**INFORMATION SUPPLIED**:
★ ★ ★ ★ ★
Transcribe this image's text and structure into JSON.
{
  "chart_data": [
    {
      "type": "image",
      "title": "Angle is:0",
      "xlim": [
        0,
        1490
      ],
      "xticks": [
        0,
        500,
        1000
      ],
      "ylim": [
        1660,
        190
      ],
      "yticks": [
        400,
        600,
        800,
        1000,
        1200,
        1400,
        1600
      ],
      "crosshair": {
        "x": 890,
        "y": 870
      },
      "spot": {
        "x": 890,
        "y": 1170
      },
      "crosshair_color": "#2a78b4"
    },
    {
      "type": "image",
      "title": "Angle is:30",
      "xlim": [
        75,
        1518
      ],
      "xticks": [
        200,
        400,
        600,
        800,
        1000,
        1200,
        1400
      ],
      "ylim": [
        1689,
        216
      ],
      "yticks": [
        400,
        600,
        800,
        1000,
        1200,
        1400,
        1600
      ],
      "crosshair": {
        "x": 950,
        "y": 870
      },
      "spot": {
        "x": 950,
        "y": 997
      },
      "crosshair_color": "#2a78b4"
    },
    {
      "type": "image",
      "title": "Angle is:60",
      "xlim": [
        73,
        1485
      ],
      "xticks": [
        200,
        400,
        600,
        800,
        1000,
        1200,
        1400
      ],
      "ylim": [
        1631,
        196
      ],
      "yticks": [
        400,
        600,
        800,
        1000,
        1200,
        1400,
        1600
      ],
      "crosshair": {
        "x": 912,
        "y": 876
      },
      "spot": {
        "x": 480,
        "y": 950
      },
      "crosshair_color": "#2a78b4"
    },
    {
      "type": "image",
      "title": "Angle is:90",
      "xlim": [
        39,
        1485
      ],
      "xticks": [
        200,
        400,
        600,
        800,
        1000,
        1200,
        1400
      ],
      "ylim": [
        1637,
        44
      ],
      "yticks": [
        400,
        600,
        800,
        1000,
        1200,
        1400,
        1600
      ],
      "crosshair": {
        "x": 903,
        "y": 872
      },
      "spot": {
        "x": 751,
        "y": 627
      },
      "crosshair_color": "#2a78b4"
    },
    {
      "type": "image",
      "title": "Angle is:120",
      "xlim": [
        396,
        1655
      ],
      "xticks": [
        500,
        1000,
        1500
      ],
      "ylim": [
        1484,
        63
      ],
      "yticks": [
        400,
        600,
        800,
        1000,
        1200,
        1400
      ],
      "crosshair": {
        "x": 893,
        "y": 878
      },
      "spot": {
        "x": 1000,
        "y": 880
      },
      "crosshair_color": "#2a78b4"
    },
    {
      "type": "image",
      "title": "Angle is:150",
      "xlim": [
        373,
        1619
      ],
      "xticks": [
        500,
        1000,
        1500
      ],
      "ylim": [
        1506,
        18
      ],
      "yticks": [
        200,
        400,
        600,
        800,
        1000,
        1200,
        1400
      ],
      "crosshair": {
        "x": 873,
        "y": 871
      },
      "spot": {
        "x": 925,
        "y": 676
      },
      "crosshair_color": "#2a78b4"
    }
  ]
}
★ ★ ★ ★ ★
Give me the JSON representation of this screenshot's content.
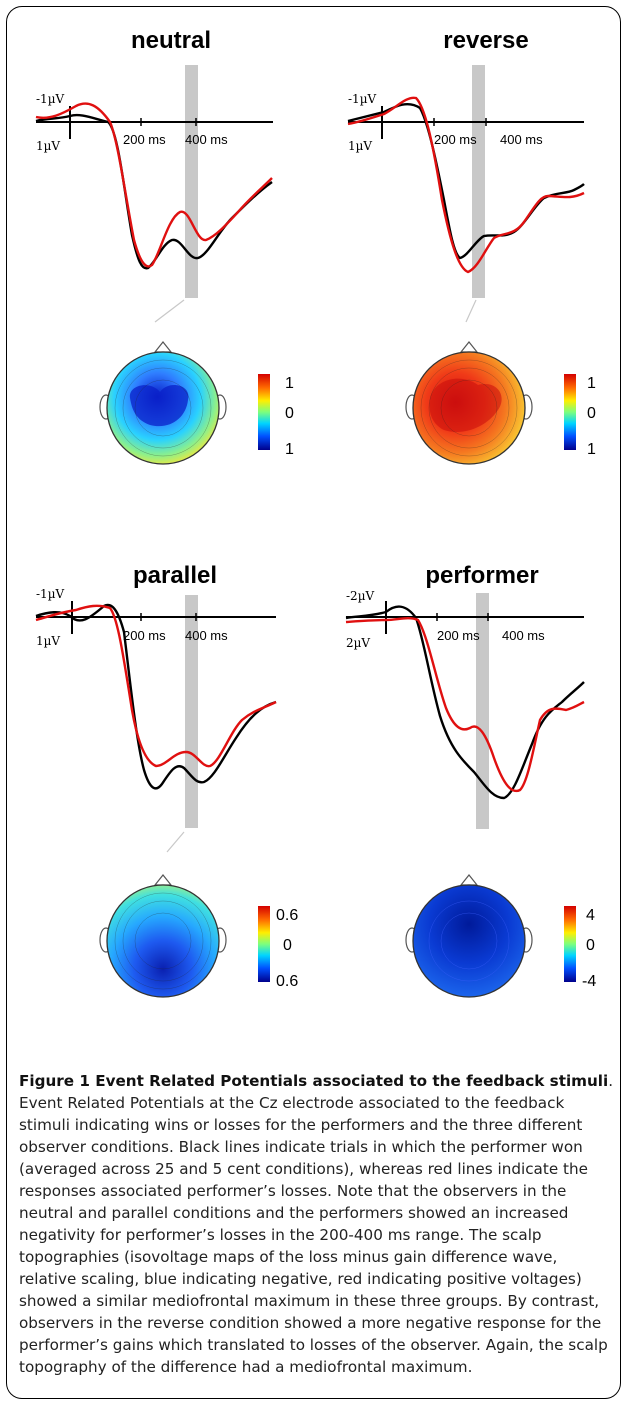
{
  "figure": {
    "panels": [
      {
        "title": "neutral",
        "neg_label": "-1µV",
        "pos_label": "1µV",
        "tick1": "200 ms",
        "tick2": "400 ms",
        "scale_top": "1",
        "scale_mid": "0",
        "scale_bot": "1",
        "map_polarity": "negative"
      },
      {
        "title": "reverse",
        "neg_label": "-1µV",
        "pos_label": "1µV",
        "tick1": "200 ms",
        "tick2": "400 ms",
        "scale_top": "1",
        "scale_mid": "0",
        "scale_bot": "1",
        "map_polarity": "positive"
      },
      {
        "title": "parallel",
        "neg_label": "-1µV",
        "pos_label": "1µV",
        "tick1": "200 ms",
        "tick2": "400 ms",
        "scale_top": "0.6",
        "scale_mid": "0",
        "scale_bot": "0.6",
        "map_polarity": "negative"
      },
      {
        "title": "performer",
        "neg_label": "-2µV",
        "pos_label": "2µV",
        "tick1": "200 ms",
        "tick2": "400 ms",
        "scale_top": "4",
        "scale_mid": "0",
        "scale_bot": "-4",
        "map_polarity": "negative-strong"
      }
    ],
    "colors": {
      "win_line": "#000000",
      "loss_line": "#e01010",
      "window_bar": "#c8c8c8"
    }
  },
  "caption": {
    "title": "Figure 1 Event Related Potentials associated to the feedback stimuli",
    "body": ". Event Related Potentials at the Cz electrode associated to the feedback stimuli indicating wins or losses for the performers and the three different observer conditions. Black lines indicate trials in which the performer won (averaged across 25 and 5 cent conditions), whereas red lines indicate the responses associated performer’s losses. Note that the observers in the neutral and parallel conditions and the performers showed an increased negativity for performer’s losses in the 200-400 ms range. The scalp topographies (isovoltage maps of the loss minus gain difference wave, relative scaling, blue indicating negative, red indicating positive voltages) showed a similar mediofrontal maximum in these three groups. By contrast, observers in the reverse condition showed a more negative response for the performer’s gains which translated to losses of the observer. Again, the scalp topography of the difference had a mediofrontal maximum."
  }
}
★ ★ ★ ★ ★
**TASK PROMPT**: Wherever the word "JSON" occurs in a line of the listing, copy that line.

**FULL RESPONSE**:
Transcribe this image's text and structure into JSON.
Give me the JSON representation of this screenshot's content.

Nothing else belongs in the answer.